--- WHAT TO PRODUCE ---
Transcribe the whole listing below without changing a word, but leave out every image.

--- GIVEN DATA ---
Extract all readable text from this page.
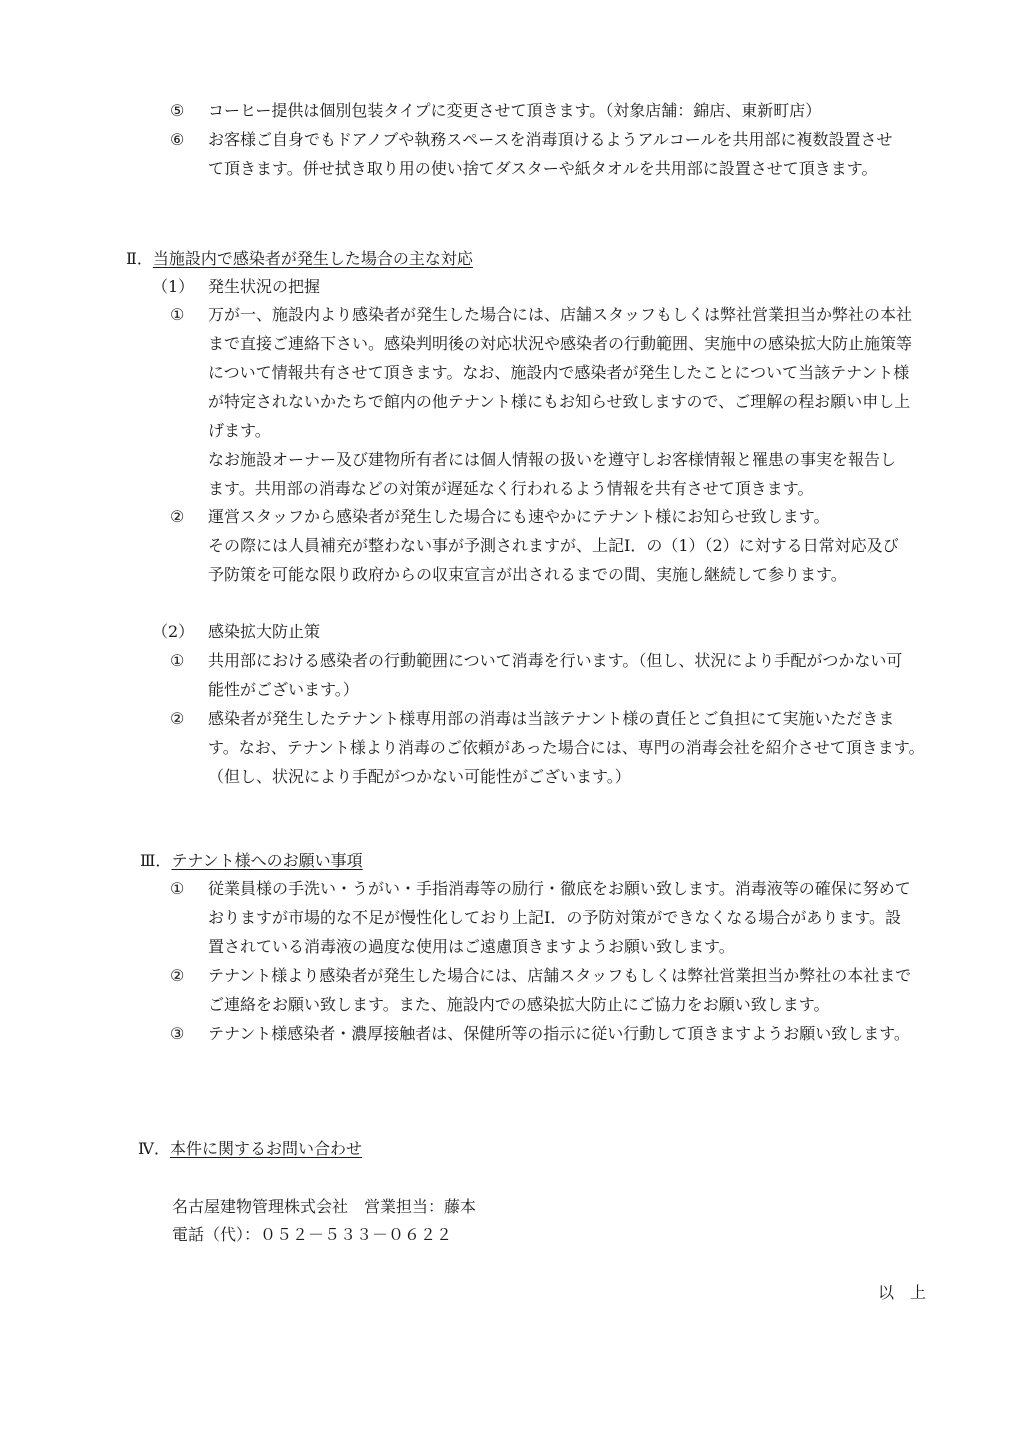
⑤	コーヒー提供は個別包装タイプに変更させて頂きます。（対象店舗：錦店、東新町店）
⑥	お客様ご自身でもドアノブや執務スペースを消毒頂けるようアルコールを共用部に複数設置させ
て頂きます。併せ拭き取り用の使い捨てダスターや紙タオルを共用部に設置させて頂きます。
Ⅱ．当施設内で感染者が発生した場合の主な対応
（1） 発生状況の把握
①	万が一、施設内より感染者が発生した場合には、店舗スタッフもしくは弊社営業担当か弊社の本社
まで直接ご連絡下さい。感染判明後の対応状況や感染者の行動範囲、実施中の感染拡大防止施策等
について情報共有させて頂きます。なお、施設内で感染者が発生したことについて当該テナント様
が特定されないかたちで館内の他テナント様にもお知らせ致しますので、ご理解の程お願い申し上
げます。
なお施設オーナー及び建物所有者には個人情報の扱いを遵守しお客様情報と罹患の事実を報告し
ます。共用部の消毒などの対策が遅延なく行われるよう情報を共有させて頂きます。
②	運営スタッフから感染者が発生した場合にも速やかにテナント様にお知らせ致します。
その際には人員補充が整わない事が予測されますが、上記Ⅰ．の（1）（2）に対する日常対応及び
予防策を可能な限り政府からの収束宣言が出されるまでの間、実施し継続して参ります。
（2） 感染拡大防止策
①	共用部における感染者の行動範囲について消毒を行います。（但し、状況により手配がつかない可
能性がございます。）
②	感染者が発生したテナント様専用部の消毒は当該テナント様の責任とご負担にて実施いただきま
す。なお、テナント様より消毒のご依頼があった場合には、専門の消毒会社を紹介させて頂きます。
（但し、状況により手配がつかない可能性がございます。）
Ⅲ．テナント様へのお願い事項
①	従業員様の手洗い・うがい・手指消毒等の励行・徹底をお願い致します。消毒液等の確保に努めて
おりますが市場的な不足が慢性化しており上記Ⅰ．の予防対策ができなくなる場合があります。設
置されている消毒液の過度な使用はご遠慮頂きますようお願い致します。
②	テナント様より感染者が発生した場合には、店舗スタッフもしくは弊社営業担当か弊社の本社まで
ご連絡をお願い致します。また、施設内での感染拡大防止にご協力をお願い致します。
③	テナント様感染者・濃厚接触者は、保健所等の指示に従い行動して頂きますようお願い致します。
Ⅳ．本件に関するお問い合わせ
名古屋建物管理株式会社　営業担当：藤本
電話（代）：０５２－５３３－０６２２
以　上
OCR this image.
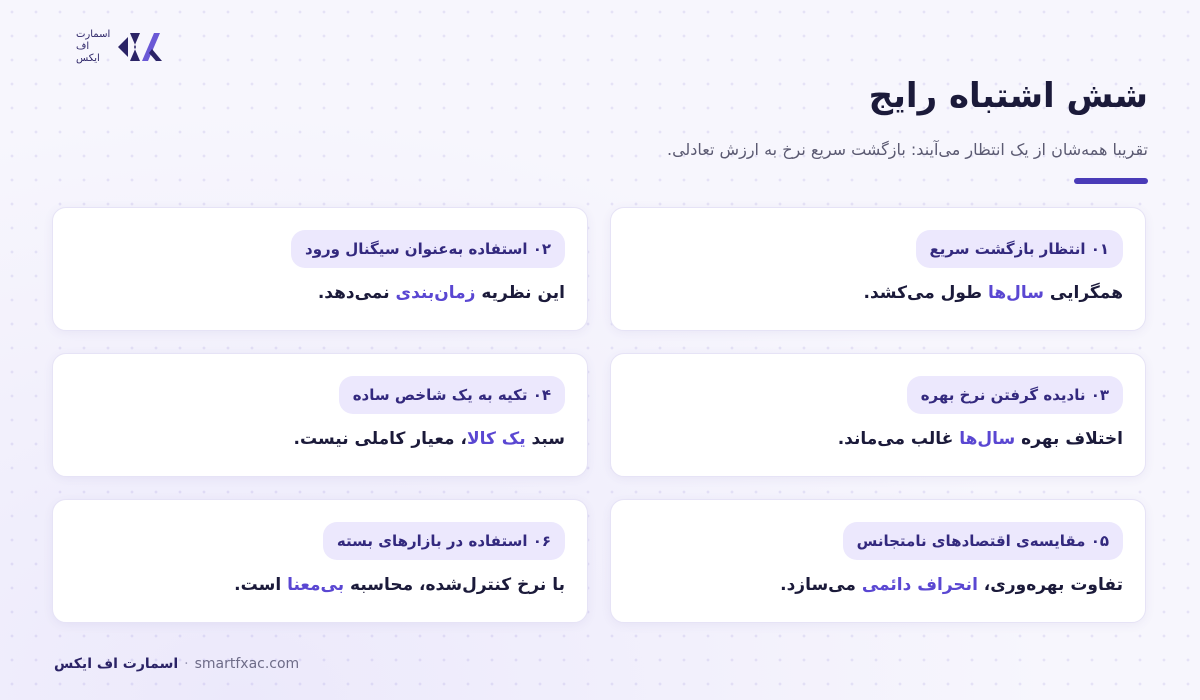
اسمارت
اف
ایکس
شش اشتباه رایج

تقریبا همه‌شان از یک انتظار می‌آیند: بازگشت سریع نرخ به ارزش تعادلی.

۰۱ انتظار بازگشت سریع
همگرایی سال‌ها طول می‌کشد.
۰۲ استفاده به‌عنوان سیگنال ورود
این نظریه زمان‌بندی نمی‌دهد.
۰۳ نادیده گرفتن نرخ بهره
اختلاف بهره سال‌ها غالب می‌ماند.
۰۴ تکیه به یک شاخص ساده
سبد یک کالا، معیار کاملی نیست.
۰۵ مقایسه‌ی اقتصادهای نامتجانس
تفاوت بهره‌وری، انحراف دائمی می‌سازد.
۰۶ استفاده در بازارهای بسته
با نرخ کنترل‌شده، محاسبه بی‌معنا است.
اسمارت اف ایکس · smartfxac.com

--- RESPONSE TO THE EXERCISE ---
Extract all readable text from this page.
⑤	コーヒー提供は個別包装タイプに変更させて頂きます。（対象店舗：錦店、東新町店）
⑥	お客様ご自身でもドアノブや執務スペースを消毒頂けるようアルコールを共用部に複数設置させ
て頂きます。併せ拭き取り用の使い捨てダスターや紙タオルを共用部に設置させて頂きます。
Ⅱ．当施設内で感染者が発生した場合の主な対応
（1） 発生状況の把握
①	万が一、施設内より感染者が発生した場合には、店舗スタッフもしくは弊社営業担当か弊社の本社
まで直接ご連絡下さい。感染判明後の対応状況や感染者の行動範囲、実施中の感染拡大防止施策等
について情報共有させて頂きます。なお、施設内で感染者が発生したことについて当該テナント様
が特定されないかたちで館内の他テナント様にもお知らせ致しますので、ご理解の程お願い申し上
げます。
なお施設オーナー及び建物所有者には個人情報の扱いを遵守しお客様情報と罹患の事実を報告し
ます。共用部の消毒などの対策が遅延なく行われるよう情報を共有させて頂きます。
②	運営スタッフから感染者が発生した場合にも速やかにテナント様にお知らせ致します。
その際には人員補充が整わない事が予測されますが、上記Ⅰ．の（1）（2）に対する日常対応及び
予防策を可能な限り政府からの収束宣言が出されるまでの間、実施し継続して参ります。
（2） 感染拡大防止策
①	共用部における感染者の行動範囲について消毒を行います。（但し、状況により手配がつかない可
能性がございます。）
②	感染者が発生したテナント様専用部の消毒は当該テナント様の責任とご負担にて実施いただきま
す。なお、テナント様より消毒のご依頼があった場合には、専門の消毒会社を紹介させて頂きます。
（但し、状況により手配がつかない可能性がございます。）
Ⅲ．テナント様へのお願い事項
①	従業員様の手洗い・うがい・手指消毒等の励行・徹底をお願い致します。消毒液等の確保に努めて
おりますが市場的な不足が慢性化しており上記Ⅰ．の予防対策ができなくなる場合があります。設
置されている消毒液の過度な使用はご遠慮頂きますようお願い致します。
②	テナント様より感染者が発生した場合には、店舗スタッフもしくは弊社営業担当か弊社の本社まで
ご連絡をお願い致します。また、施設内での感染拡大防止にご協力をお願い致します。
③	テナント様感染者・濃厚接触者は、保健所等の指示に従い行動して頂きますようお願い致します。
Ⅳ．本件に関するお問い合わせ
名古屋建物管理株式会社　営業担当：藤本
電話（代）：０５２－５３３－０６２２
以　上
OCR this image.
اسمارت
اف
ایکس
شش اشتباه رایج

تقریبا همه‌شان از یک انتظار می‌آیند: بازگشت سریع نرخ به ارزش تعادلی.

۰۱ انتظار بازگشت سریع
همگرایی سال‌ها طول می‌کشد.
۰۲ استفاده به‌عنوان سیگنال ورود
این نظریه زمان‌بندی نمی‌دهد.
۰۳ نادیده گرفتن نرخ بهره
اختلاف بهره سال‌ها غالب می‌ماند.
۰۴ تکیه به یک شاخص ساده
سبد یک کالا، معیار کاملی نیست.
۰۵ مقایسه‌ی اقتصادهای نامتجانس
تفاوت بهره‌وری، انحراف دائمی می‌سازد.
۰۶ استفاده در بازارهای بسته
با نرخ کنترل‌شده، محاسبه بی‌معنا است.
اسمارت اف ایکس · smartfxac.com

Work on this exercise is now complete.